(Dataset listings of figures)

........

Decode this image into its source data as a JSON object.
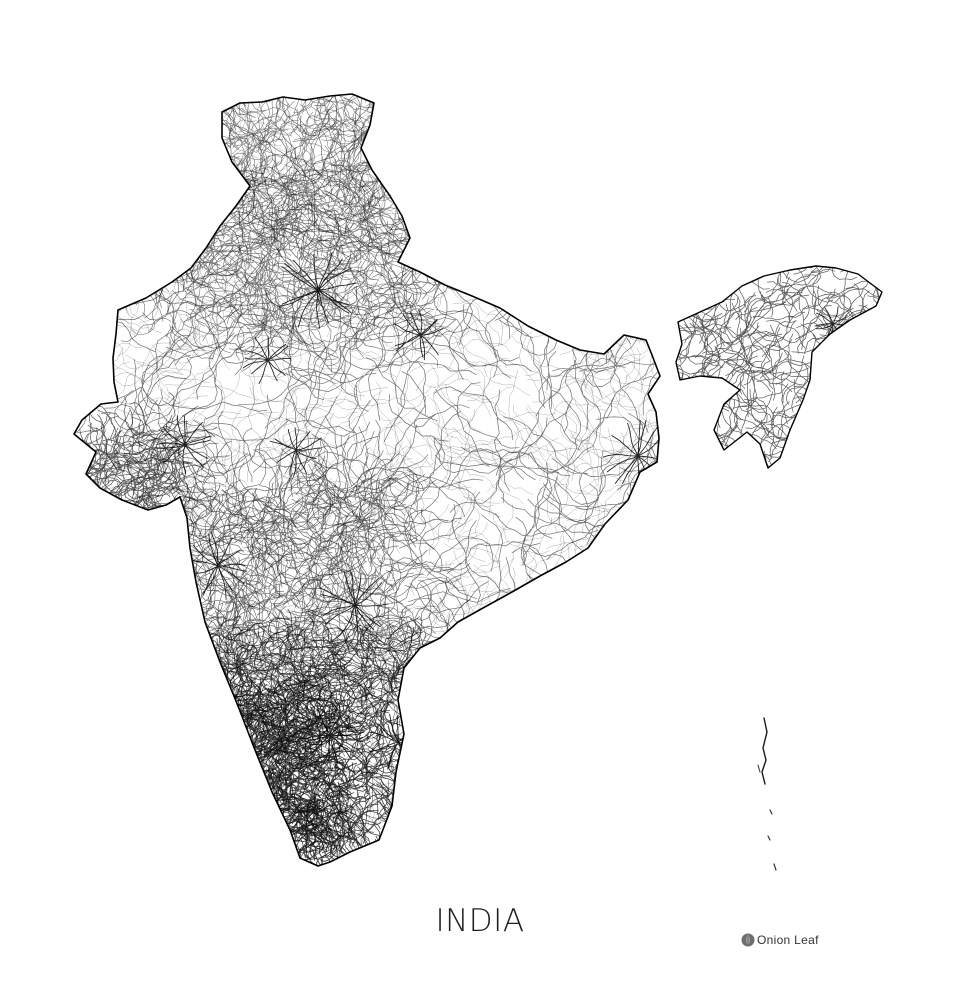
{
  "map": {
    "title": "INDIA",
    "style": "road-network line art",
    "ink_color": "#000000",
    "background_color": "#ffffff"
  },
  "brand": {
    "name": "Onion Leaf",
    "logo_icon": "onion-leaf-logo-icon",
    "logo_color": "#6d6d6d"
  }
}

........

→ **TASK GOAL**:
All of the material above should be reproduced exactly, except the pictures.

→ **OUTPUT FOR THIS EXERCISE**:
Decode this image into its source data as a JSON object.
{
  "map": {
    "title": "INDIA",
    "style": "road-network line art",
    "ink_color": "#000000",
    "background_color": "#ffffff"
  },
  "brand": {
    "name": "Onion Leaf",
    "logo_icon": "onion-leaf-logo-icon",
    "logo_color": "#6d6d6d"
  }
}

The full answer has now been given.